▸ **SUPPLIED MATERIAL**:
--*--
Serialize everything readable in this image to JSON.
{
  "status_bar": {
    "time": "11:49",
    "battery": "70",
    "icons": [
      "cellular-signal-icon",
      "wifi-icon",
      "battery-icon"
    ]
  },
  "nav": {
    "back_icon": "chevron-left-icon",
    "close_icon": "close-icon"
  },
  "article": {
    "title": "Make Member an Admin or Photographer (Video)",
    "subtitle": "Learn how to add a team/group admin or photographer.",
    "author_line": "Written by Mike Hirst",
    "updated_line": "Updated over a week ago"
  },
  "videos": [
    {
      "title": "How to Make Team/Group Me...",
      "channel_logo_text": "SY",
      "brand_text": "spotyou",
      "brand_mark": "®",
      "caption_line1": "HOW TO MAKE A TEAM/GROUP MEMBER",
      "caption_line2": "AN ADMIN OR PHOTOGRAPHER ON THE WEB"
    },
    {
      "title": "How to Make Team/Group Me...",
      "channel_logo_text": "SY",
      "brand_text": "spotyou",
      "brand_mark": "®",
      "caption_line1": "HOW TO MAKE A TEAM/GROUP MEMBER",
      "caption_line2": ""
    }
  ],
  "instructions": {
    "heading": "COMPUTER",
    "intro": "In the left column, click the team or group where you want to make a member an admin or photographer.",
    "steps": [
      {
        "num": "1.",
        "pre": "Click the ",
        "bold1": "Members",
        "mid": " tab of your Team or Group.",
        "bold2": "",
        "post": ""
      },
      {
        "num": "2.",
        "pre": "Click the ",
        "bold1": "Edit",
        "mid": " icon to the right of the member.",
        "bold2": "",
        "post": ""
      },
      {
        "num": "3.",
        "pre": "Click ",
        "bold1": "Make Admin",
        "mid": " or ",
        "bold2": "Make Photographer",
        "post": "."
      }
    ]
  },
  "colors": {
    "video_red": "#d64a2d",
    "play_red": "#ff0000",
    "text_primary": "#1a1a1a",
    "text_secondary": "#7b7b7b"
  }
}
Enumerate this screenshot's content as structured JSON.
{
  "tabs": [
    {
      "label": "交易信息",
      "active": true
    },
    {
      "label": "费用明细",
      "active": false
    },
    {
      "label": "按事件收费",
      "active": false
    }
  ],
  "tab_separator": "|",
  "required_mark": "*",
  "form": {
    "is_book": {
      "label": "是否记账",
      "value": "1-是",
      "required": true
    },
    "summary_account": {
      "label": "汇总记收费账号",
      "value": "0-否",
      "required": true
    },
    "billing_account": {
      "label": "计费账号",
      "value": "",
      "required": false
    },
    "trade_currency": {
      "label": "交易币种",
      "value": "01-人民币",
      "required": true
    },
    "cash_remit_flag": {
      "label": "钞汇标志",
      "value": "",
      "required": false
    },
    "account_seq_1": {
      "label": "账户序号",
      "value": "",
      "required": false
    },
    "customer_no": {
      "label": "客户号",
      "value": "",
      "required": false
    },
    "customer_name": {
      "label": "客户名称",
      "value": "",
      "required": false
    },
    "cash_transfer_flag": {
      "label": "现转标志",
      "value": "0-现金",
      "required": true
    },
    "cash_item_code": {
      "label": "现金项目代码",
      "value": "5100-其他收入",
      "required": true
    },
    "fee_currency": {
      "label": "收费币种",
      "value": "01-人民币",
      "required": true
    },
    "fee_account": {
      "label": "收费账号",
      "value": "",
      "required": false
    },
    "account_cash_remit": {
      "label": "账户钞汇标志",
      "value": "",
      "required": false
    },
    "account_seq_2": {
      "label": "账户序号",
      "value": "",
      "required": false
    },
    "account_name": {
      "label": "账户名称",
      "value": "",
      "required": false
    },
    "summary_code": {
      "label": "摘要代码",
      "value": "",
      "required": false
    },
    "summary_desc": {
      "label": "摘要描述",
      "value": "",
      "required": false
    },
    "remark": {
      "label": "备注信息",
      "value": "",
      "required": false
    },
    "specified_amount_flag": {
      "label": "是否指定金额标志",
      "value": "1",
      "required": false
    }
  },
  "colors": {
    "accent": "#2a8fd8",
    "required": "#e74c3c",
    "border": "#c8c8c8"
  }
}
--*--
▸ **GIVEN INSTRUCTION**:
Give again only the lines of the material above that run from the one with "Enumerate this screenshot's" through the end, both included, exactly as they appear.

▸ **FINISHED ANSWER**:
Enumerate this screenshot's content as structured JSON.
{
  "tabs": [
    {
      "label": "交易信息",
      "active": true
    },
    {
      "label": "费用明细",
      "active": false
    },
    {
      "label": "按事件收费",
      "active": false
    }
  ],
  "tab_separator": "|",
  "required_mark": "*",
  "form": {
    "is_book": {
      "label": "是否记账",
      "value": "1-是",
      "required": true
    },
    "summary_account": {
      "label": "汇总记收费账号",
      "value": "0-否",
      "required": true
    },
    "billing_account": {
      "label": "计费账号",
      "value": "",
      "required": false
    },
    "trade_currency": {
      "label": "交易币种",
      "value": "01-人民币",
      "required": true
    },
    "cash_remit_flag": {
      "label": "钞汇标志",
      "value": "",
      "required": false
    },
    "account_seq_1": {
      "label": "账户序号",
      "value": "",
      "required": false
    },
    "customer_no": {
      "label": "客户号",
      "value": "",
      "required": false
    },
    "customer_name": {
      "label": "客户名称",
      "value": "",
      "required": false
    },
    "cash_transfer_flag": {
      "label": "现转标志",
      "value": "0-现金",
      "required": true
    },
    "cash_item_code": {
      "label": "现金项目代码",
      "value": "5100-其他收入",
      "required": true
    },
    "fee_currency": {
      "label": "收费币种",
      "value": "01-人民币",
      "required": true
    },
    "fee_account": {
      "label": "收费账号",
      "value": "",
      "required": false
    },
    "account_cash_remit": {
      "label": "账户钞汇标志",
      "value": "",
      "required": false
    },
    "account_seq_2": {
      "label": "账户序号",
      "value": "",
      "required": false
    },
    "account_name": {
      "label": "账户名称",
      "value": "",
      "required": false
    },
    "summary_code": {
      "label": "摘要代码",
      "value": "",
      "required": false
    },
    "summary_desc": {
      "label": "摘要描述",
      "value": "",
      "required": false
    },
    "remark": {
      "label": "备注信息",
      "value": "",
      "required": false
    },
    "specified_amount_flag": {
      "label": "是否指定金额标志",
      "value": "1",
      "required": false
    }
  },
  "colors": {
    "accent": "#2a8fd8",
    "required": "#e74c3c",
    "border": "#c8c8c8"
  }
}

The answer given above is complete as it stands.